## PROBLEM
Compile every line that includes the word "升高温度".

* * *

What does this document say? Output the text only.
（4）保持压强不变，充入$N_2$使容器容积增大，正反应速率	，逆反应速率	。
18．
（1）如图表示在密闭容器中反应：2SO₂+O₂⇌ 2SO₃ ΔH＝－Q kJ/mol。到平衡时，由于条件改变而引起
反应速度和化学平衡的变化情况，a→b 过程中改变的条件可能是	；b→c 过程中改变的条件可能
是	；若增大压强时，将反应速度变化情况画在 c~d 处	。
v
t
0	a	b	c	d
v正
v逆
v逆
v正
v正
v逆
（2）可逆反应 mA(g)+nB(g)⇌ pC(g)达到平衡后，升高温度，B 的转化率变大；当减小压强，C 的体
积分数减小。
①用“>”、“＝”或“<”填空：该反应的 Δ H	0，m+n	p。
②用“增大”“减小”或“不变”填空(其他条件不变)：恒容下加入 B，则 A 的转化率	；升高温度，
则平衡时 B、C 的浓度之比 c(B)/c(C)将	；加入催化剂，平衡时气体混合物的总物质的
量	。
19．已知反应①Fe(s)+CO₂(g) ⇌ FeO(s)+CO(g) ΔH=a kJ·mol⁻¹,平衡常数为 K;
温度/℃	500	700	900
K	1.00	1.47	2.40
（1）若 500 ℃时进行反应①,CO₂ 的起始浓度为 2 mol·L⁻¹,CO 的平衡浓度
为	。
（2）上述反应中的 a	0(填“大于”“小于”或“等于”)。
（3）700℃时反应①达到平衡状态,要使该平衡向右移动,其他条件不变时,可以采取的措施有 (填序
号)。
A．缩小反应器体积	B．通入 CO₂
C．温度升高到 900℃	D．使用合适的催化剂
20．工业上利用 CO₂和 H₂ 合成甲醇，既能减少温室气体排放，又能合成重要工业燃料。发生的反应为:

* * *

## EXPECTED ANSWER
（2）可逆反应 mA(g)+nB(g)⇌ pC(g)达到平衡后，升高温度，B 的转化率变大；当减小压强，C 的体
②用“增大”“减小”或“不变”填空(其他条件不变)：恒容下加入 B，则 A 的转化率	；升高温度，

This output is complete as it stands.